# WORK TO DO:
Type out all the records word for word. Any pictures are to be left out.
# # # # #
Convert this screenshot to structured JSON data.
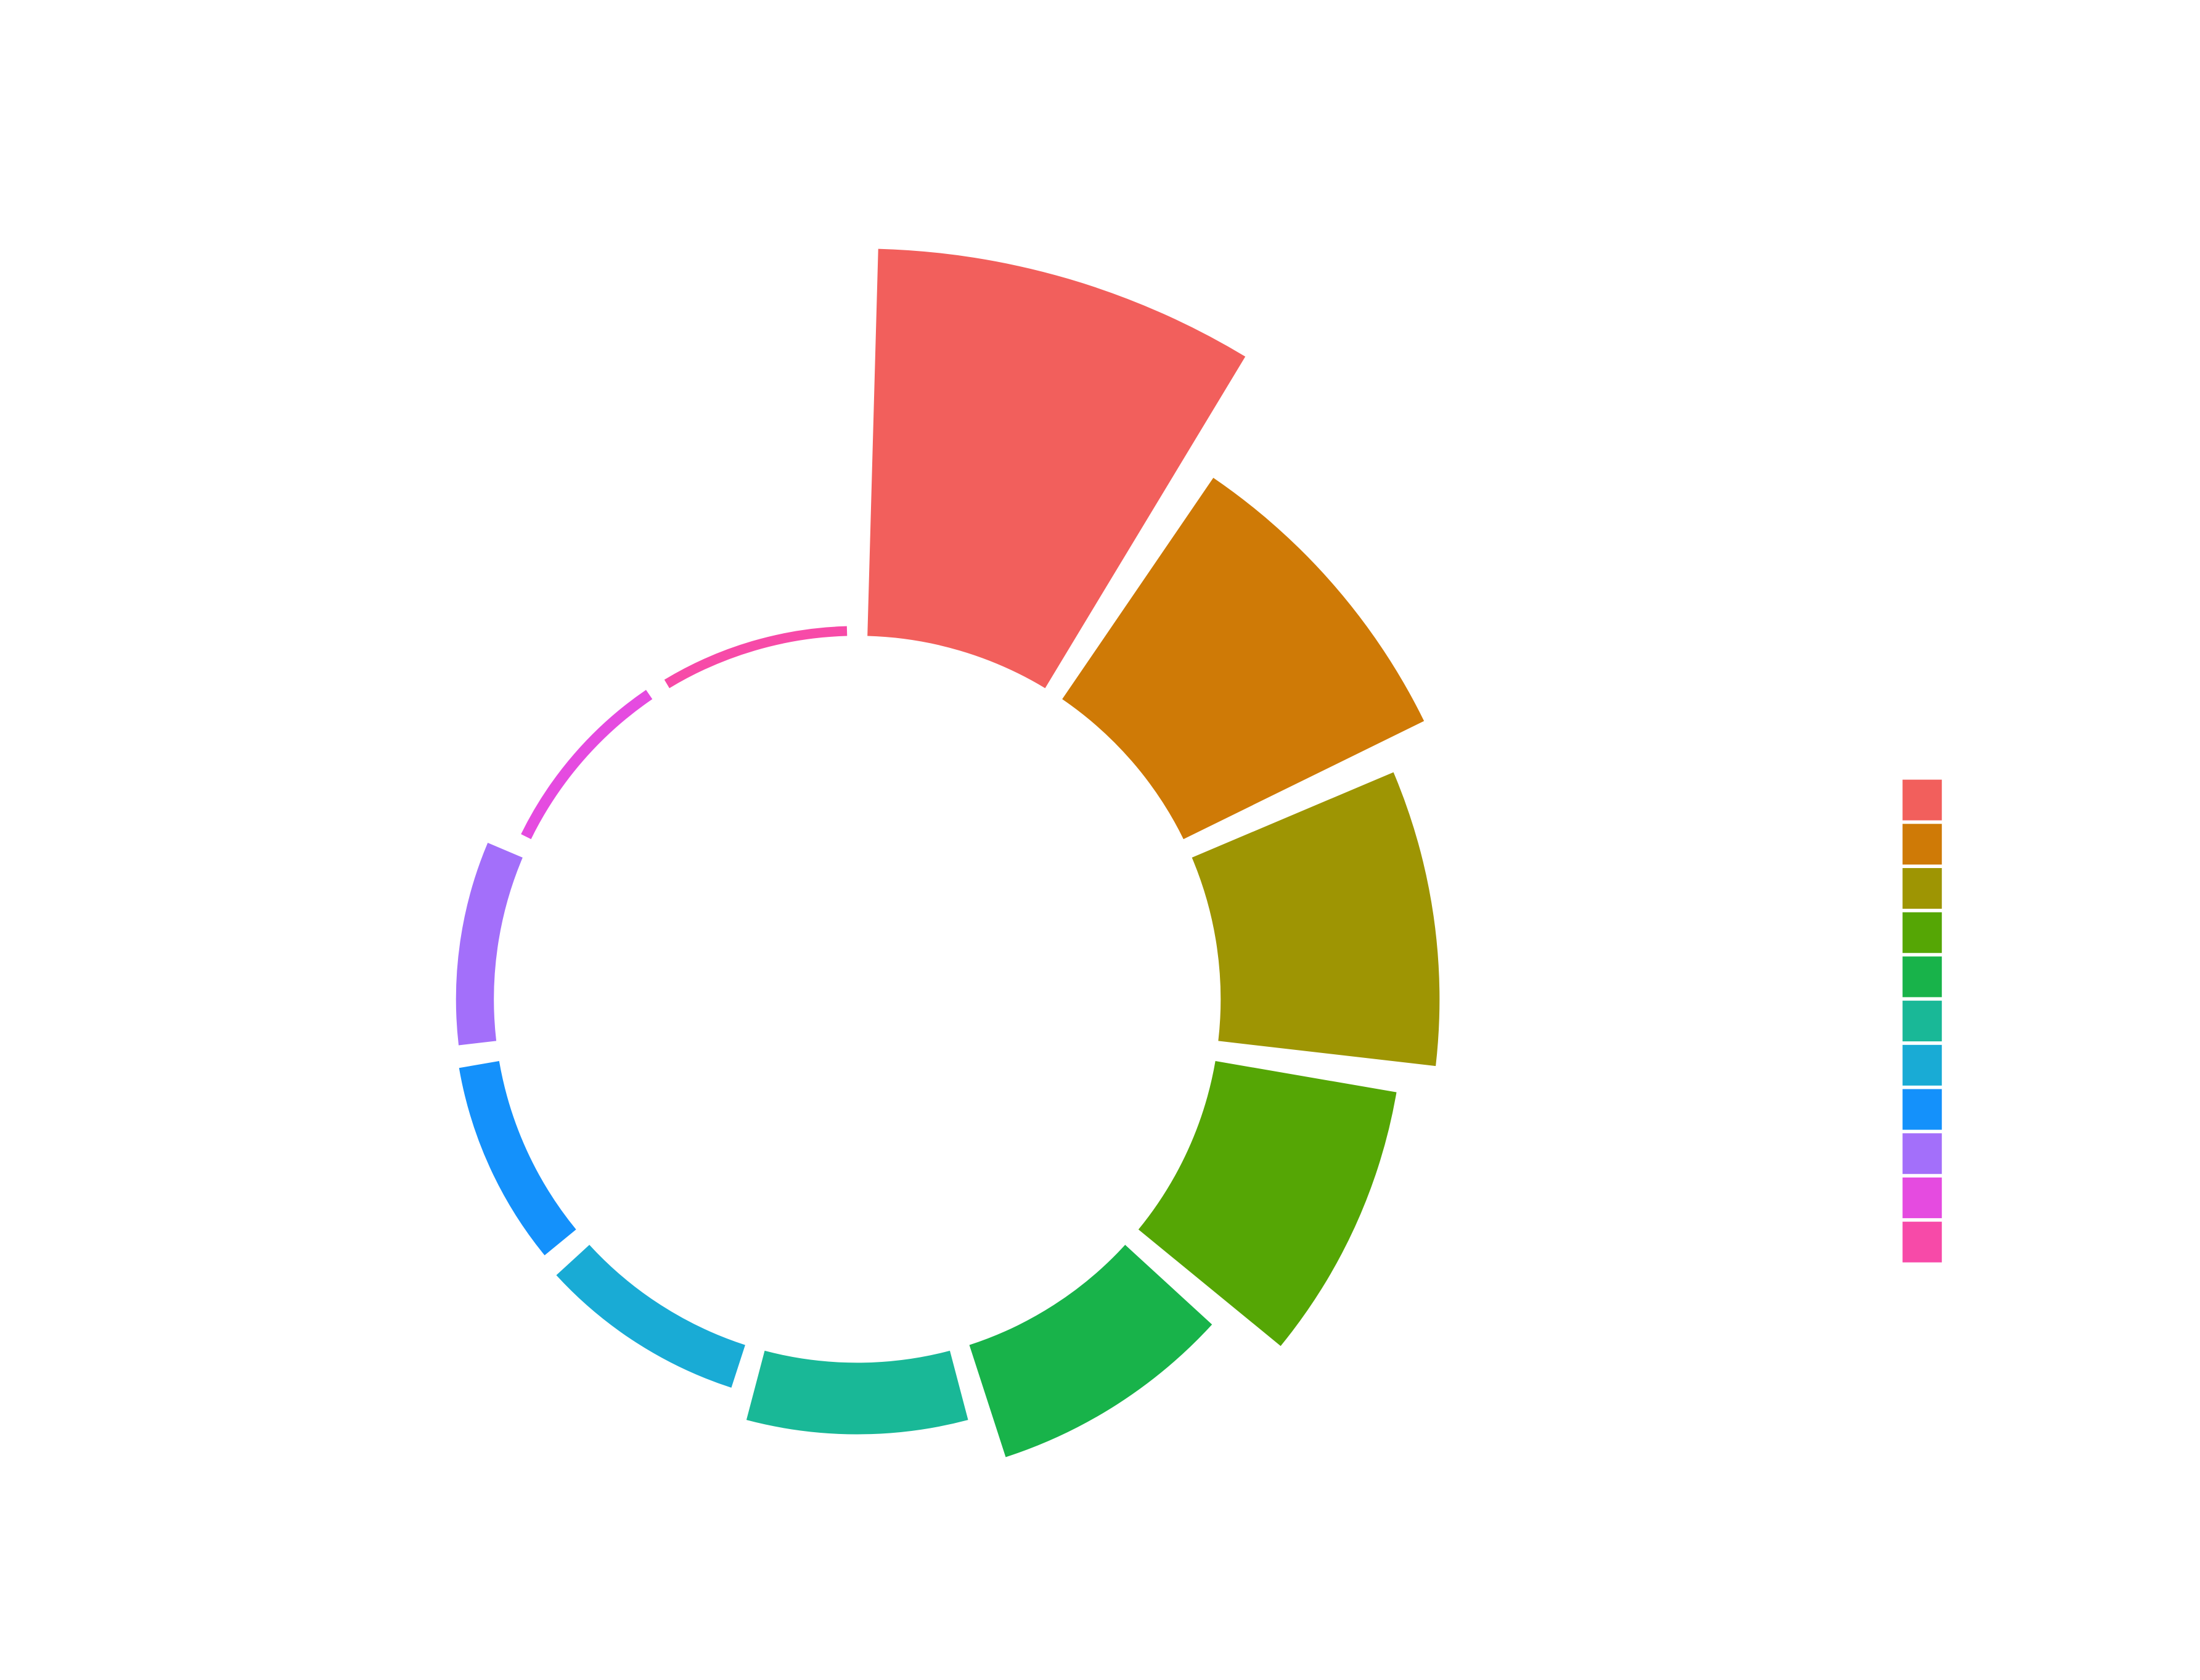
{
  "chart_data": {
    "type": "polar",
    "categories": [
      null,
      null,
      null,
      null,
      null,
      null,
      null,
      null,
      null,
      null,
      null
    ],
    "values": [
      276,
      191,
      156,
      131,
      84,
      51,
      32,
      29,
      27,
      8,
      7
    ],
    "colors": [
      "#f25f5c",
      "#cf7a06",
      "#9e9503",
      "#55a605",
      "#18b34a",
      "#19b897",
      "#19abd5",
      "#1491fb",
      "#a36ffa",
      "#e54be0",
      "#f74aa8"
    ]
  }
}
# # # # #
# WRITTEN SOLUTION:
Convert this screenshot to structured JSON data.
{
  "chart_data": {
    "type": "polar",
    "categories": [
      null,
      null,
      null,
      null,
      null,
      null,
      null,
      null,
      null,
      null,
      null
    ],
    "values": [
      276,
      191,
      156,
      131,
      84,
      51,
      32,
      29,
      27,
      8,
      7
    ],
    "colors": [
      "#f25f5c",
      "#cf7a06",
      "#9e9503",
      "#55a605",
      "#18b34a",
      "#19b897",
      "#19abd5",
      "#1491fb",
      "#a36ffa",
      "#e54be0",
      "#f74aa8"
    ]
  }
}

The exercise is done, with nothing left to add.